*TEXT*:
If they have an e-brake function (I doubt it), back it off. The shoes should match the curve of the drums VERY closely. A small feeler gauge should go in at the end (look in the manual for the spec). If there is a bunch of gap, the shoes need to be arc ground. This isn't really optional unless you like mush.

 

With the shoes back on the car, the shoes need to be adjusted so they fit the drums right (more specs in the manual). The shoes adjust both up and down, and in and out. This is done with a special tool that attaches to the hub or spindle, and has a rod that lays on the face of the shoe, and adjusts to the actual drum diameter. You run it around the shoes, checking with a feeler gauge as you go. The tool is impossible to find. Plan on making one out of random stuff laying around the shop or hardware store.

 

Obviously there can't be any leaks, I gather you have taken care of that.

 

I don't know about the brake booster. Generally speaking now (instead of specifically to Lockheed brakes, so I'm not sure this applies to you), there MAY be an adjustment on the pushrod coming out of the booster. If you look down in the master cylinder, and push the pedal SLOWLY (or it will squirt you in the eye), there is a big hole and a tiny hole. Any motion before the cup inside the cylinder completely covers the tiny hole is lost motion at the pedal.

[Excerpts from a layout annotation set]

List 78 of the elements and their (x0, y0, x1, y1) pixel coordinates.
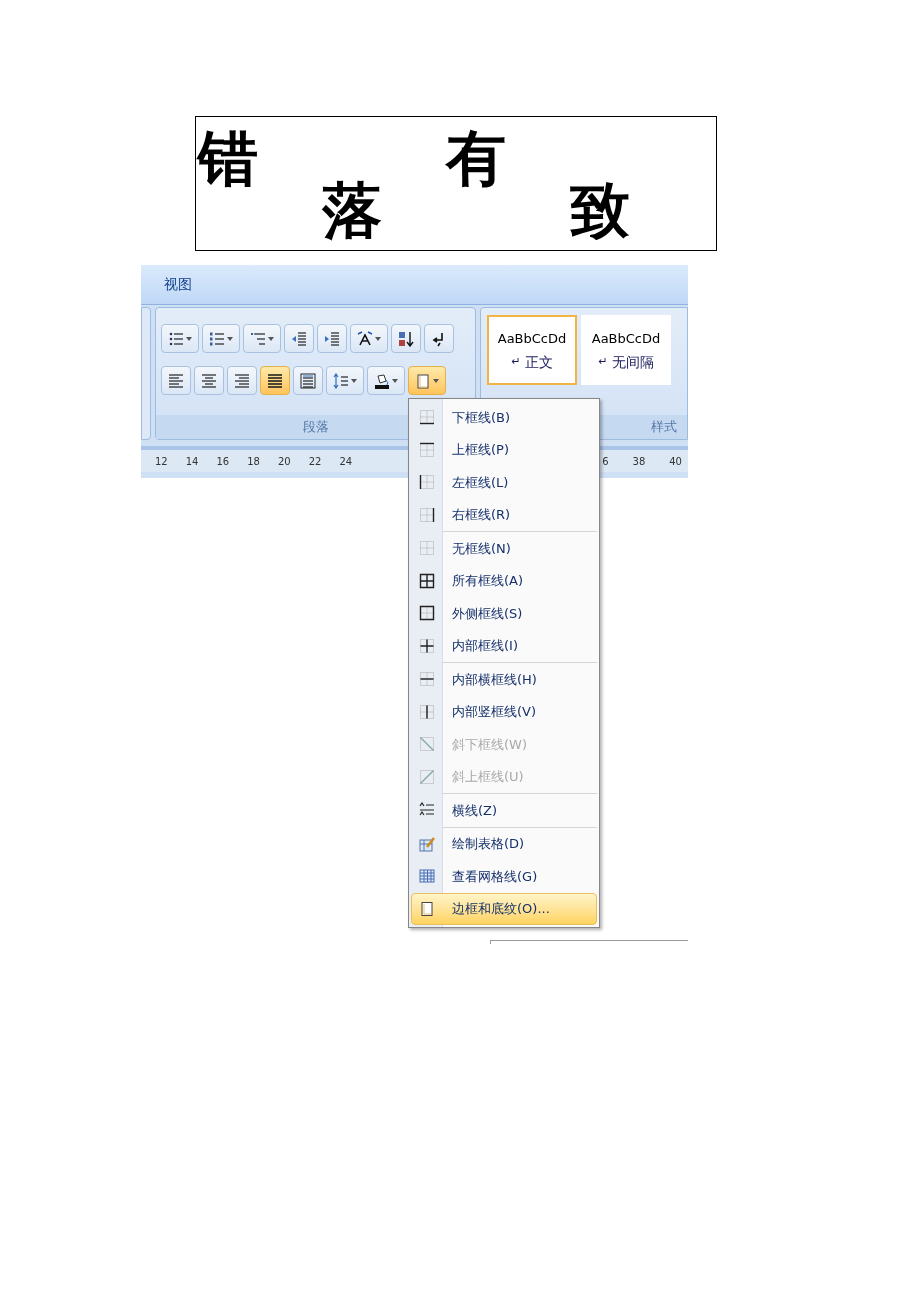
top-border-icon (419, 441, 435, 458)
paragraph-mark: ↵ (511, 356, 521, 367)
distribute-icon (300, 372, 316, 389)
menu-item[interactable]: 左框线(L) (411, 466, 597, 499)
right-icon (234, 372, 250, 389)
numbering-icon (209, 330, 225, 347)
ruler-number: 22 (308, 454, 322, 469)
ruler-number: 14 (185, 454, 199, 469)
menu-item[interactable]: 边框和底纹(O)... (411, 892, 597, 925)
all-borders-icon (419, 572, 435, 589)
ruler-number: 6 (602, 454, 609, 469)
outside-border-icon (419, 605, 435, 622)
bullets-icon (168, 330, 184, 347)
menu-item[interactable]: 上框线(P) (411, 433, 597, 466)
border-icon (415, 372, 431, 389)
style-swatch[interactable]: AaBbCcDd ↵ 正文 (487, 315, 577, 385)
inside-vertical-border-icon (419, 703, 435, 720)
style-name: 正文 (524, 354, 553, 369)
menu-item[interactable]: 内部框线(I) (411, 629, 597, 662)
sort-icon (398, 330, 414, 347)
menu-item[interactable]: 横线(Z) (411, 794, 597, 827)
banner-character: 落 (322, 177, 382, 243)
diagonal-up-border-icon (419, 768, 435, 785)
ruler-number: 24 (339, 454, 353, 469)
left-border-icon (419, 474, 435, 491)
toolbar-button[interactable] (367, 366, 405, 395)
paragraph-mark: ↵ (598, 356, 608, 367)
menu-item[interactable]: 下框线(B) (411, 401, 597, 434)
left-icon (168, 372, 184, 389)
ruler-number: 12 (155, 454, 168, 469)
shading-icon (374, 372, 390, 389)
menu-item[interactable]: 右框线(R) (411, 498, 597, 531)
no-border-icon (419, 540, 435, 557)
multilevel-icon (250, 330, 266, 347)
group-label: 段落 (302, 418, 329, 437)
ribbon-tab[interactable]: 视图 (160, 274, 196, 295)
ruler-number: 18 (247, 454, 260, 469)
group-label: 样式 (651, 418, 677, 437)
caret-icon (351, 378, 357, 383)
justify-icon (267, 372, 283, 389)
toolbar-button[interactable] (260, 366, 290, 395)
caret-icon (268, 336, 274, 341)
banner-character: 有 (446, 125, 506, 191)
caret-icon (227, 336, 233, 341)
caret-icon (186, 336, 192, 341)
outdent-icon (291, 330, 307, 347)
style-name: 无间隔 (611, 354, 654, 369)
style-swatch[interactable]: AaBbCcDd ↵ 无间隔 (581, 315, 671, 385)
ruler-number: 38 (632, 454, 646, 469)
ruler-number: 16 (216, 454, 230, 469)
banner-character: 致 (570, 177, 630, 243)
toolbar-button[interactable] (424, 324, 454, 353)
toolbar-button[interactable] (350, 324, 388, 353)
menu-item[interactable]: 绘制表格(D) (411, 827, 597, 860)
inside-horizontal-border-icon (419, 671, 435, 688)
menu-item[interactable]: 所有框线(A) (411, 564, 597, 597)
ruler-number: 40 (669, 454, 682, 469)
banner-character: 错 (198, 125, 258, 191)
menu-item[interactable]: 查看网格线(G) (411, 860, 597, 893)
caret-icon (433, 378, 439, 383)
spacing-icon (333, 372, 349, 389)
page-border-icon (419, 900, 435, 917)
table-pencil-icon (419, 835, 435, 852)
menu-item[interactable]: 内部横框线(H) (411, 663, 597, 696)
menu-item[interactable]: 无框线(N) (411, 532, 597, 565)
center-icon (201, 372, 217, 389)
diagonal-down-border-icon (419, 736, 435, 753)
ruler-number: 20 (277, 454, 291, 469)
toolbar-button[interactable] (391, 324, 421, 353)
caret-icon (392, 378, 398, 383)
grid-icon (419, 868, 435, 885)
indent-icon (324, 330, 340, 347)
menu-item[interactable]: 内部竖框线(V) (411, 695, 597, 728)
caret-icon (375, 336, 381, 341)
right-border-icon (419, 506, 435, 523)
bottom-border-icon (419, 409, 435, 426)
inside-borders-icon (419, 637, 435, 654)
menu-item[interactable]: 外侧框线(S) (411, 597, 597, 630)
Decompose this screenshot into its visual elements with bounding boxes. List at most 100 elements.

*THE PROBLEM*:
In the drum brake text, what must be done to the shoes if a large gap shows against the drum? The material isn't needed here.

*ANSWER TO THE TASK*:
The shoes need to be arc ground.